(Stored entries)

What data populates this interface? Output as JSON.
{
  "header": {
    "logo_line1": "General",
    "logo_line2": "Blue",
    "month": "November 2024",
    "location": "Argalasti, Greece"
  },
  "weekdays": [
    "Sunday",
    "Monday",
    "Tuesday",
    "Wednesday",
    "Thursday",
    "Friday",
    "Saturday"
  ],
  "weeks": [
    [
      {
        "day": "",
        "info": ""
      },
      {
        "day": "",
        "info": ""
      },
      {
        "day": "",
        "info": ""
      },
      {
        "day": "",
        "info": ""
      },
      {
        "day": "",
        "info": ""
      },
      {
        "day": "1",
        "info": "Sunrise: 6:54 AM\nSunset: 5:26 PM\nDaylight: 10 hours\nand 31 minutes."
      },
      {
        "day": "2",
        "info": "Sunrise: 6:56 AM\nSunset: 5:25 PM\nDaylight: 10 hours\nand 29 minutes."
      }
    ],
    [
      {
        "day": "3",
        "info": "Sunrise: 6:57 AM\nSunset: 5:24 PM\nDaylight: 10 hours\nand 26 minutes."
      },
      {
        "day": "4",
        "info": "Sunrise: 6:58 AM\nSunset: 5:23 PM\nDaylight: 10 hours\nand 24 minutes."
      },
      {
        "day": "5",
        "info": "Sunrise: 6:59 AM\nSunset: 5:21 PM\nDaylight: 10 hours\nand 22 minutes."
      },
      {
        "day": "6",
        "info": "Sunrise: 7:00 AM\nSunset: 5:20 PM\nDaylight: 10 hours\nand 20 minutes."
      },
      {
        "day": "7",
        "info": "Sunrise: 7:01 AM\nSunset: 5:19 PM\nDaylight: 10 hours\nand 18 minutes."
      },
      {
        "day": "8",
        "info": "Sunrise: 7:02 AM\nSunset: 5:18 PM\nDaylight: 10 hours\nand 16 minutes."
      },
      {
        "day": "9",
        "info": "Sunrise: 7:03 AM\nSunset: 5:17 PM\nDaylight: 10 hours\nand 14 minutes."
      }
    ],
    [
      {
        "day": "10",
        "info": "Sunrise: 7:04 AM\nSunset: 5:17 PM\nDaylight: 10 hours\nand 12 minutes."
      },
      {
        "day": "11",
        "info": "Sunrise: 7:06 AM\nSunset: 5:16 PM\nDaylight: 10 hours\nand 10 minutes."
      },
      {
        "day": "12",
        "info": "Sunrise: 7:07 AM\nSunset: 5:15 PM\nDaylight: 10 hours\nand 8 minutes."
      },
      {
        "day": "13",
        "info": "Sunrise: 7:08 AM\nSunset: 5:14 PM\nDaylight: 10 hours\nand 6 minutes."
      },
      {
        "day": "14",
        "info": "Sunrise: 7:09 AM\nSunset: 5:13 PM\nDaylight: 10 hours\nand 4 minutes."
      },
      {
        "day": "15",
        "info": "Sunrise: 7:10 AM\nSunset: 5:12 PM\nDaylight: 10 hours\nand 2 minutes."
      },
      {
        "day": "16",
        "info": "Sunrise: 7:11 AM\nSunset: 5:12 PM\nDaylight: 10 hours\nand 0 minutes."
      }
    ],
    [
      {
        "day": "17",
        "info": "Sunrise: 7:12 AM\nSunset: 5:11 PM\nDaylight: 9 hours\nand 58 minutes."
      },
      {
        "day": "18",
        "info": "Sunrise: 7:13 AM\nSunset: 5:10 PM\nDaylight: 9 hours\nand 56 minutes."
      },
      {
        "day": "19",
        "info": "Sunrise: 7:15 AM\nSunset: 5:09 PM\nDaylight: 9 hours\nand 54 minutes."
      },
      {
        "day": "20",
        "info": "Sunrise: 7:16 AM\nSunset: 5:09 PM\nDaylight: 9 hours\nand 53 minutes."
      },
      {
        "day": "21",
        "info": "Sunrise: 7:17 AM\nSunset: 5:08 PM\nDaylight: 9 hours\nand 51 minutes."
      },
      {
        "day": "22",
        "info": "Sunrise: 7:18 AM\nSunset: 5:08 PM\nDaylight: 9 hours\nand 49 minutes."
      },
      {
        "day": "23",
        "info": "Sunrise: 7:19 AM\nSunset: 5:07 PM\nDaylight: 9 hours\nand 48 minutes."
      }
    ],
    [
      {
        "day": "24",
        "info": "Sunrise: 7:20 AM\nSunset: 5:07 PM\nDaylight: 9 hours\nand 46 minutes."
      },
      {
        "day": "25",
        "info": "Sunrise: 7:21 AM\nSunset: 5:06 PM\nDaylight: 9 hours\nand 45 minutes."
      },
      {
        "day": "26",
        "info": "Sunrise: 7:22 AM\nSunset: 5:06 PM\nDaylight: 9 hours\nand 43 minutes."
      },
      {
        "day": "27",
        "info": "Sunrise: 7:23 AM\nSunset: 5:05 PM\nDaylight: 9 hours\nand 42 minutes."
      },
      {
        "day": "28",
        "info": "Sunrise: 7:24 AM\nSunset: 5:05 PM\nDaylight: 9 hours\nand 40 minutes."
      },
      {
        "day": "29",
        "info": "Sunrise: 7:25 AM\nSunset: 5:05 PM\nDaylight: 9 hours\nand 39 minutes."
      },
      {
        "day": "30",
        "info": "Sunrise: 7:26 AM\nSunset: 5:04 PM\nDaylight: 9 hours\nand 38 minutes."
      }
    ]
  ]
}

**Work to be completed**
Set every line of the listing down word for word.

**Output for this exercise**
What data populates this interface? Output as JSON.
{
  "header": {
    "logo_line1": "General",
    "logo_line2": "Blue",
    "month": "November 2024",
    "location": "Argalasti, Greece"
  },
  "weekdays": [
    "Sunday",
    "Monday",
    "Tuesday",
    "Wednesday",
    "Thursday",
    "Friday",
    "Saturday"
  ],
  "weeks": [
    [
      {
        "day": "",
        "info": ""
      },
      {
        "day": "",
        "info": ""
      },
      {
        "day": "",
        "info": ""
      },
      {
        "day": "",
        "info": ""
      },
      {
        "day": "",
        "info": ""
      },
      {
        "day": "1",
        "info": "Sunrise: 6:54 AM\nSunset: 5:26 PM\nDaylight: 10 hours\nand 31 minutes."
      },
      {
        "day": "2",
        "info": "Sunrise: 6:56 AM\nSunset: 5:25 PM\nDaylight: 10 hours\nand 29 minutes."
      }
    ],
    [
      {
        "day": "3",
        "info": "Sunrise: 6:57 AM\nSunset: 5:24 PM\nDaylight: 10 hours\nand 26 minutes."
      },
      {
        "day": "4",
        "info": "Sunrise: 6:58 AM\nSunset: 5:23 PM\nDaylight: 10 hours\nand 24 minutes."
      },
      {
        "day": "5",
        "info": "Sunrise: 6:59 AM\nSunset: 5:21 PM\nDaylight: 10 hours\nand 22 minutes."
      },
      {
        "day": "6",
        "info": "Sunrise: 7:00 AM\nSunset: 5:20 PM\nDaylight: 10 hours\nand 20 minutes."
      },
      {
        "day": "7",
        "info": "Sunrise: 7:01 AM\nSunset: 5:19 PM\nDaylight: 10 hours\nand 18 minutes."
      },
      {
        "day": "8",
        "info": "Sunrise: 7:02 AM\nSunset: 5:18 PM\nDaylight: 10 hours\nand 16 minutes."
      },
      {
        "day": "9",
        "info": "Sunrise: 7:03 AM\nSunset: 5:17 PM\nDaylight: 10 hours\nand 14 minutes."
      }
    ],
    [
      {
        "day": "10",
        "info": "Sunrise: 7:04 AM\nSunset: 5:17 PM\nDaylight: 10 hours\nand 12 minutes."
      },
      {
        "day": "11",
        "info": "Sunrise: 7:06 AM\nSunset: 5:16 PM\nDaylight: 10 hours\nand 10 minutes."
      },
      {
        "day": "12",
        "info": "Sunrise: 7:07 AM\nSunset: 5:15 PM\nDaylight: 10 hours\nand 8 minutes."
      },
      {
        "day": "13",
        "info": "Sunrise: 7:08 AM\nSunset: 5:14 PM\nDaylight: 10 hours\nand 6 minutes."
      },
      {
        "day": "14",
        "info": "Sunrise: 7:09 AM\nSunset: 5:13 PM\nDaylight: 10 hours\nand 4 minutes."
      },
      {
        "day": "15",
        "info": "Sunrise: 7:10 AM\nSunset: 5:12 PM\nDaylight: 10 hours\nand 2 minutes."
      },
      {
        "day": "16",
        "info": "Sunrise: 7:11 AM\nSunset: 5:12 PM\nDaylight: 10 hours\nand 0 minutes."
      }
    ],
    [
      {
        "day": "17",
        "info": "Sunrise: 7:12 AM\nSunset: 5:11 PM\nDaylight: 9 hours\nand 58 minutes."
      },
      {
        "day": "18",
        "info": "Sunrise: 7:13 AM\nSunset: 5:10 PM\nDaylight: 9 hours\nand 56 minutes."
      },
      {
        "day": "19",
        "info": "Sunrise: 7:15 AM\nSunset: 5:09 PM\nDaylight: 9 hours\nand 54 minutes."
      },
      {
        "day": "20",
        "info": "Sunrise: 7:16 AM\nSunset: 5:09 PM\nDaylight: 9 hours\nand 53 minutes."
      },
      {
        "day": "21",
        "info": "Sunrise: 7:17 AM\nSunset: 5:08 PM\nDaylight: 9 hours\nand 51 minutes."
      },
      {
        "day": "22",
        "info": "Sunrise: 7:18 AM\nSunset: 5:08 PM\nDaylight: 9 hours\nand 49 minutes."
      },
      {
        "day": "23",
        "info": "Sunrise: 7:19 AM\nSunset: 5:07 PM\nDaylight: 9 hours\nand 48 minutes."
      }
    ],
    [
      {
        "day": "24",
        "info": "Sunrise: 7:20 AM\nSunset: 5:07 PM\nDaylight: 9 hours\nand 46 minutes."
      },
      {
        "day": "25",
        "info": "Sunrise: 7:21 AM\nSunset: 5:06 PM\nDaylight: 9 hours\nand 45 minutes."
      },
      {
        "day": "26",
        "info": "Sunrise: 7:22 AM\nSunset: 5:06 PM\nDaylight: 9 hours\nand 43 minutes."
      },
      {
        "day": "27",
        "info": "Sunrise: 7:23 AM\nSunset: 5:05 PM\nDaylight: 9 hours\nand 42 minutes."
      },
      {
        "day": "28",
        "info": "Sunrise: 7:24 AM\nSunset: 5:05 PM\nDaylight: 9 hours\nand 40 minutes."
      },
      {
        "day": "29",
        "info": "Sunrise: 7:25 AM\nSunset: 5:05 PM\nDaylight: 9 hours\nand 39 minutes."
      },
      {
        "day": "30",
        "info": "Sunrise: 7:26 AM\nSunset: 5:04 PM\nDaylight: 9 hours\nand 38 minutes."
      }
    ]
  ]
}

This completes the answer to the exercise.